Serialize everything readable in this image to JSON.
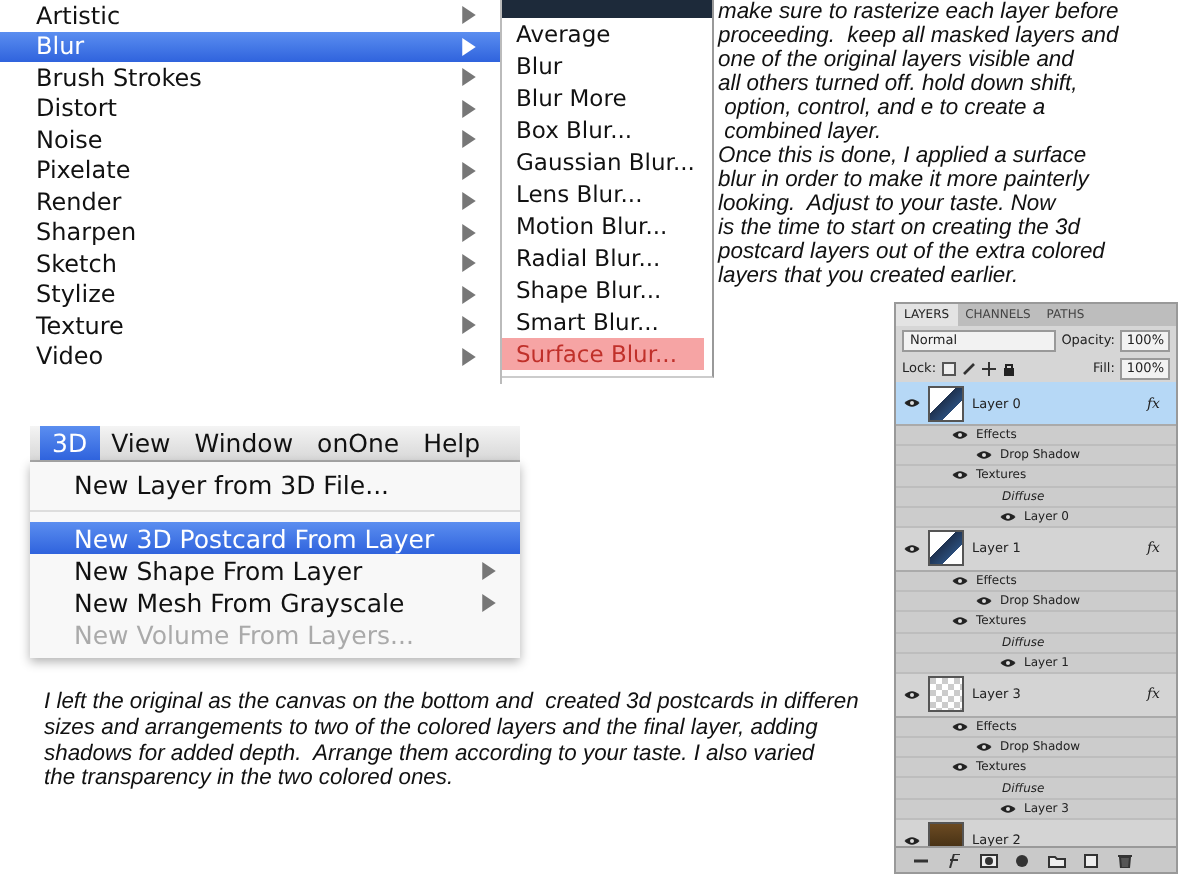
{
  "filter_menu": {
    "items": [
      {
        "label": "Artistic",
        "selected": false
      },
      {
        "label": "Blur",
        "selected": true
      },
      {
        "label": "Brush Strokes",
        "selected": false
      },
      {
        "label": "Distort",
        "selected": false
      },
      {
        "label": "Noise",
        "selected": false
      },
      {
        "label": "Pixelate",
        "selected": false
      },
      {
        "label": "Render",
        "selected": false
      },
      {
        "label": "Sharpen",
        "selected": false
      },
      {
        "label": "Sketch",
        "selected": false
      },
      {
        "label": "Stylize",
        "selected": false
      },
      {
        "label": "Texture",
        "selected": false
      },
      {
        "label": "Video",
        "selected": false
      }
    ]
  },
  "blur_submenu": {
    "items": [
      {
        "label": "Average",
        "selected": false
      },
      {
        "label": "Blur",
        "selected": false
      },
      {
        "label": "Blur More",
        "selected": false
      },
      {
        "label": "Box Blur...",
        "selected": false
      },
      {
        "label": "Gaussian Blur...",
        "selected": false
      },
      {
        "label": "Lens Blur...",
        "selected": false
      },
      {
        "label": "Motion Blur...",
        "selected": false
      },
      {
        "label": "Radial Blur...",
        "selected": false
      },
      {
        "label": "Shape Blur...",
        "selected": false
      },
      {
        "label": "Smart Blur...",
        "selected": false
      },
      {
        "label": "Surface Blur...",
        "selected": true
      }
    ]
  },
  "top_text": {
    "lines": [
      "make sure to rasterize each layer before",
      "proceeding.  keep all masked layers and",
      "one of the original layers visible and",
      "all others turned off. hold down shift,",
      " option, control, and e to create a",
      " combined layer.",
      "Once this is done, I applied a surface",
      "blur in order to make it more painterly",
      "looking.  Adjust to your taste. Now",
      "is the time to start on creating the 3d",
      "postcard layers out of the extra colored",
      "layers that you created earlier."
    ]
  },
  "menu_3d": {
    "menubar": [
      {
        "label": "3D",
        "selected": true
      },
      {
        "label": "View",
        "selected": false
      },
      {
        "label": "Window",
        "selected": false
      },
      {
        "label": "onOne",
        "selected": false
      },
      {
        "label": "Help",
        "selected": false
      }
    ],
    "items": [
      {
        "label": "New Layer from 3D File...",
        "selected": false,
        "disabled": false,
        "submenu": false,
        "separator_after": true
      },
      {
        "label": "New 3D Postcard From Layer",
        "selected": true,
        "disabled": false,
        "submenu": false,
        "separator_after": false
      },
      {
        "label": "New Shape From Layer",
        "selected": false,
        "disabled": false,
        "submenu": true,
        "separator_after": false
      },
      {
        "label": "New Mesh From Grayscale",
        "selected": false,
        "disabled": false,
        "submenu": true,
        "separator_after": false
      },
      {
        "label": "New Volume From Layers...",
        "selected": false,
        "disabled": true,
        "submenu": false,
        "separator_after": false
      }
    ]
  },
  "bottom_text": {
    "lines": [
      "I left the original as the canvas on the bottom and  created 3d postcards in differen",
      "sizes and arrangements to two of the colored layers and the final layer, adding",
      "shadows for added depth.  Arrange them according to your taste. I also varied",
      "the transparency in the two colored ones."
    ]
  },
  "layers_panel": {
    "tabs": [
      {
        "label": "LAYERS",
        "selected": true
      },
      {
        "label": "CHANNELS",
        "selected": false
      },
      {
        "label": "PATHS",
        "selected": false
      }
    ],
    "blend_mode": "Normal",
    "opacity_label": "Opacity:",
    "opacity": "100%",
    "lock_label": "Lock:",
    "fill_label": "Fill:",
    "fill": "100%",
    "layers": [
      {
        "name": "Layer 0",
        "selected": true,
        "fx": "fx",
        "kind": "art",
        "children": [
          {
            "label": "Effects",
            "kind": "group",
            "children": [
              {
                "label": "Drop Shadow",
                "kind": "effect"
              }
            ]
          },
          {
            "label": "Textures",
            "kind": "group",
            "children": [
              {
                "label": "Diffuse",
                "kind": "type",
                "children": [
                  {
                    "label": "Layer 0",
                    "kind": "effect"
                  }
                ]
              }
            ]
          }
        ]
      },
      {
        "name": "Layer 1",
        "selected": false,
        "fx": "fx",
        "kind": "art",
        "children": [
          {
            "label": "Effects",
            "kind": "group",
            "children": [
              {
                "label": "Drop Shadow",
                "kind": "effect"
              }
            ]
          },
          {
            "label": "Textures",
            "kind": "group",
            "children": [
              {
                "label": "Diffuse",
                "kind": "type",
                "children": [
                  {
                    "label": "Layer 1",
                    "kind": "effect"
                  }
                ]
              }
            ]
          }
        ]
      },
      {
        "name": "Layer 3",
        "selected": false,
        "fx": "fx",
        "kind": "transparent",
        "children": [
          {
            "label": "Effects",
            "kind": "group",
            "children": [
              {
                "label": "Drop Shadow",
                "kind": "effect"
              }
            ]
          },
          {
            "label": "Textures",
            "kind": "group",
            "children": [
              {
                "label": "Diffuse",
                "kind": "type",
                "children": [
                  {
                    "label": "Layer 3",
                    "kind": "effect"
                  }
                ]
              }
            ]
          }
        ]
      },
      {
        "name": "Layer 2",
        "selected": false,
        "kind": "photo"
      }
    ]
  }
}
___
WHAT THE EXERCISE ASKS |
Of the lines in the data, how many hold the string "colored"? State the number, nothing else.

SOLUTION FOR THIS EXERCISE |
3